%%

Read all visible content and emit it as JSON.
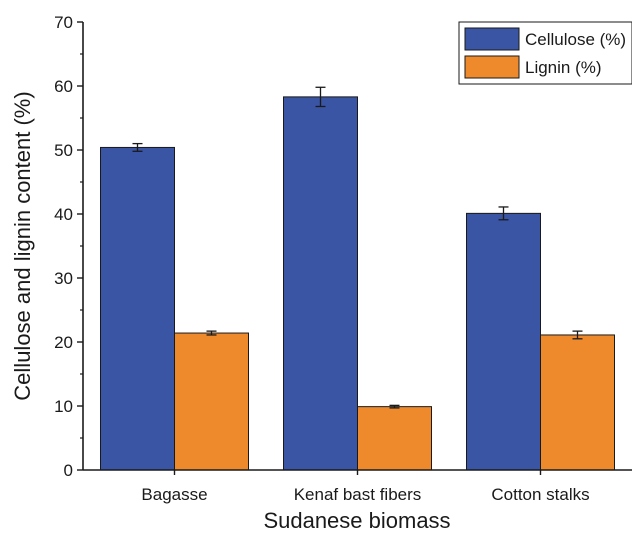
{
  "chart_data": {
    "type": "bar",
    "title": "",
    "xlabel": "Sudanese biomass",
    "ylabel": "Cellulose and lignin content (%)",
    "ylim": [
      0,
      70
    ],
    "yticks": [
      "0",
      "10",
      "20",
      "30",
      "40",
      "50",
      "60",
      "70"
    ],
    "categories": [
      "Bagasse",
      "Kenaf bast fibers",
      "Cotton stalks"
    ],
    "series": [
      {
        "name": "Cellulose (%)",
        "color": "#3a55a4",
        "values": [
          50.4,
          58.3,
          40.1
        ],
        "errors": [
          0.6,
          1.5,
          1.0
        ]
      },
      {
        "name": "Lignin (%)",
        "color": "#ef8a2c",
        "values": [
          21.4,
          9.9,
          21.1
        ],
        "errors": [
          0.3,
          0.2,
          0.6
        ]
      }
    ],
    "legend_position": "top-right",
    "grid": false
  }
}
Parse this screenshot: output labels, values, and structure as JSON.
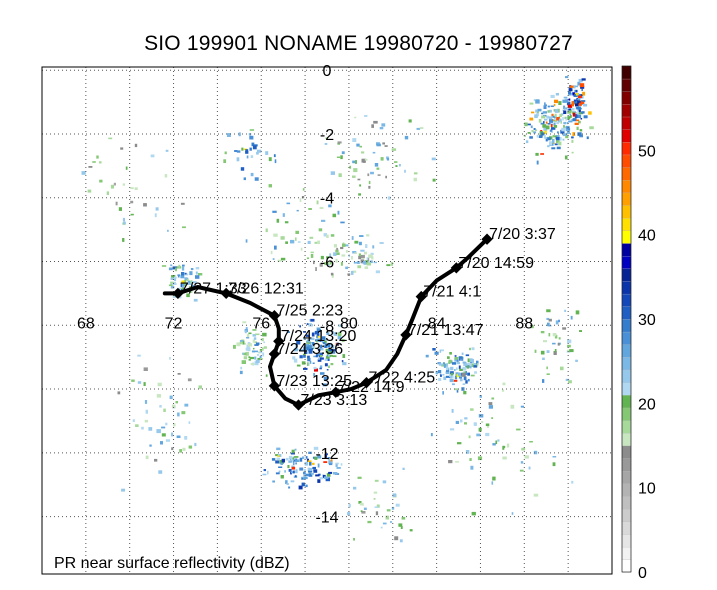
{
  "title": "SIO 199901 NONAME 19980720 - 19980727",
  "caption": "PR near surface reflectivity (dBZ)",
  "map": {
    "lon_range": [
      66,
      92
    ],
    "lat_range": [
      -15.8,
      0.1
    ],
    "lon_ticks": [
      "68",
      "72",
      "76",
      "80",
      "84",
      "88"
    ],
    "lat_ticks": [
      "0",
      "-2",
      "-4",
      "-6",
      "-8",
      "-12",
      "-14"
    ],
    "grid_lons": [
      68,
      70,
      72,
      74,
      76,
      78,
      80,
      82,
      84,
      86,
      88,
      90
    ],
    "grid_lats": [
      0,
      -2,
      -4,
      -6,
      -8,
      -10,
      -12,
      -14
    ]
  },
  "track": {
    "points": [
      {
        "lon": 86.3,
        "lat": -5.3
      },
      {
        "lon": 85.4,
        "lat": -5.9
      },
      {
        "lon": 84.9,
        "lat": -6.2
      },
      {
        "lon": 84.0,
        "lat": -6.6
      },
      {
        "lon": 83.3,
        "lat": -7.1
      },
      {
        "lon": 82.9,
        "lat": -7.8
      },
      {
        "lon": 82.6,
        "lat": -8.3
      },
      {
        "lon": 82.2,
        "lat": -8.9
      },
      {
        "lon": 81.7,
        "lat": -9.4
      },
      {
        "lon": 80.8,
        "lat": -9.8
      },
      {
        "lon": 80.1,
        "lat": -10.0
      },
      {
        "lon": 79.4,
        "lat": -10.1
      },
      {
        "lon": 78.6,
        "lat": -10.2
      },
      {
        "lon": 77.7,
        "lat": -10.5
      },
      {
        "lon": 77.1,
        "lat": -10.3
      },
      {
        "lon": 76.6,
        "lat": -9.9
      },
      {
        "lon": 76.4,
        "lat": -9.3
      },
      {
        "lon": 76.6,
        "lat": -8.9
      },
      {
        "lon": 76.8,
        "lat": -8.5
      },
      {
        "lon": 76.8,
        "lat": -8.1
      },
      {
        "lon": 76.6,
        "lat": -7.7
      },
      {
        "lon": 75.5,
        "lat": -7.3
      },
      {
        "lon": 74.4,
        "lat": -7.0
      },
      {
        "lon": 73.1,
        "lat": -6.8
      },
      {
        "lon": 72.2,
        "lat": -7.0
      },
      {
        "lon": 71.6,
        "lat": -7.0
      }
    ],
    "fixes": [
      {
        "label": "7/20 3:37",
        "lon": 86.3,
        "lat": -5.3
      },
      {
        "label": "7/20 14:59",
        "lon": 84.9,
        "lat": -6.2
      },
      {
        "label": "7/21 4:1",
        "lon": 83.3,
        "lat": -7.1
      },
      {
        "label": "7/21 13:47",
        "lon": 82.6,
        "lat": -8.3
      },
      {
        "label": "7/22 4:25",
        "lon": 80.8,
        "lat": -9.8
      },
      {
        "label": "7/22 14:9",
        "lon": 79.4,
        "lat": -10.1
      },
      {
        "label": "7/23 3:13",
        "lon": 77.7,
        "lat": -10.5
      },
      {
        "label": "7/23 13:25",
        "lon": 76.6,
        "lat": -9.9
      },
      {
        "label": "7/24 3:36",
        "lon": 76.6,
        "lat": -8.9
      },
      {
        "label": "7/24 13:20",
        "lon": 76.8,
        "lat": -8.5
      },
      {
        "label": "7/25 2:23",
        "lon": 76.6,
        "lat": -7.7
      },
      {
        "label": "7/26 12:31",
        "lon": 74.4,
        "lat": -7.0
      },
      {
        "label": "7/27 1:33",
        "lon": 72.2,
        "lat": -7.0
      }
    ]
  },
  "colorbar": {
    "min": 0,
    "max": 60,
    "tick_labels": [
      "0",
      "10",
      "20",
      "30",
      "40",
      "50"
    ],
    "tick_values": [
      0,
      10,
      20,
      30,
      40,
      50
    ],
    "colors": [
      "#ffffff",
      "#f2f2f2",
      "#e6e6e6",
      "#d9d9d9",
      "#cccccc",
      "#bfbfbf",
      "#b3b3b3",
      "#a6a6a6",
      "#999999",
      "#8c8c8c",
      "#c8e6c0",
      "#a6d99a",
      "#84c874",
      "#62b352",
      "#b0d8f0",
      "#96c8ec",
      "#7cb8e6",
      "#62a6de",
      "#4a90d6",
      "#347ccc",
      "#1f5fc4",
      "#1448b8",
      "#0c34aa",
      "#062494",
      "#0000c0",
      "#0000a0",
      "#ffff00",
      "#ffe000",
      "#ffc000",
      "#ffa000",
      "#ff8800",
      "#ff6a00",
      "#ff4c00",
      "#ff2a00",
      "#e00000",
      "#c00000",
      "#a00000",
      "#800000",
      "#600000",
      "#400000"
    ]
  },
  "rain_clusters": [
    {
      "lon": 89.4,
      "lat": -1.6,
      "lon_r": 1.9,
      "lat_r": 1.3,
      "dbz": 24,
      "n": 170,
      "hot": 0.12
    },
    {
      "lon": 90.3,
      "lat": -0.8,
      "lon_r": 0.7,
      "lat_r": 1.0,
      "dbz": 30,
      "n": 60,
      "hot": 0.2
    },
    {
      "lon": 78.5,
      "lat": -8.7,
      "lon_r": 1.6,
      "lat_r": 1.2,
      "dbz": 26,
      "n": 130,
      "hot": 0.04
    },
    {
      "lon": 77.7,
      "lat": -12.4,
      "lon_r": 2.4,
      "lat_r": 0.8,
      "dbz": 27,
      "n": 110,
      "hot": 0.03
    },
    {
      "lon": 84.8,
      "lat": -9.3,
      "lon_r": 1.6,
      "lat_r": 0.9,
      "dbz": 25,
      "n": 100,
      "hot": 0.05
    },
    {
      "lon": 72.4,
      "lat": -6.6,
      "lon_r": 1.2,
      "lat_r": 0.7,
      "dbz": 24,
      "n": 60,
      "hot": 0.02
    },
    {
      "lon": 75.5,
      "lat": -8.7,
      "lon_r": 1.0,
      "lat_r": 1.2,
      "dbz": 22,
      "n": 60,
      "hot": 0.0
    },
    {
      "lon": 80.3,
      "lat": -5.8,
      "lon_r": 2.2,
      "lat_r": 0.8,
      "dbz": 20,
      "n": 60,
      "hot": 0.0
    },
    {
      "lon": 81.2,
      "lat": -2.5,
      "lon_r": 3.5,
      "lat_r": 2.0,
      "dbz": 20,
      "n": 60,
      "hot": 0.0
    },
    {
      "lon": 71.5,
      "lat": -11.0,
      "lon_r": 3.0,
      "lat_r": 3.0,
      "dbz": 20,
      "n": 50,
      "hot": 0.0
    },
    {
      "lon": 86.5,
      "lat": -11.5,
      "lon_r": 4.0,
      "lat_r": 3.0,
      "dbz": 20,
      "n": 60,
      "hot": 0.0
    },
    {
      "lon": 78.0,
      "lat": -5.0,
      "lon_r": 3.0,
      "lat_r": 2.0,
      "dbz": 21,
      "n": 50,
      "hot": 0.0
    },
    {
      "lon": 70.0,
      "lat": -4.0,
      "lon_r": 3.0,
      "lat_r": 3.0,
      "dbz": 18,
      "n": 35,
      "hot": 0.0
    },
    {
      "lon": 75.5,
      "lat": -2.5,
      "lon_r": 1.5,
      "lat_r": 1.0,
      "dbz": 25,
      "n": 30,
      "hot": 0.02
    },
    {
      "lon": 81.5,
      "lat": -13.7,
      "lon_r": 2.5,
      "lat_r": 1.5,
      "dbz": 19,
      "n": 35,
      "hot": 0.0
    },
    {
      "lon": 89.5,
      "lat": -8.5,
      "lon_r": 1.6,
      "lat_r": 2.0,
      "dbz": 21,
      "n": 40,
      "hot": 0.0
    }
  ]
}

%%

Gather each line of the records holding the string "content".

Read all visible content and emit it as JSON.
    "ylabel": "Cellulose and lignin content (%)",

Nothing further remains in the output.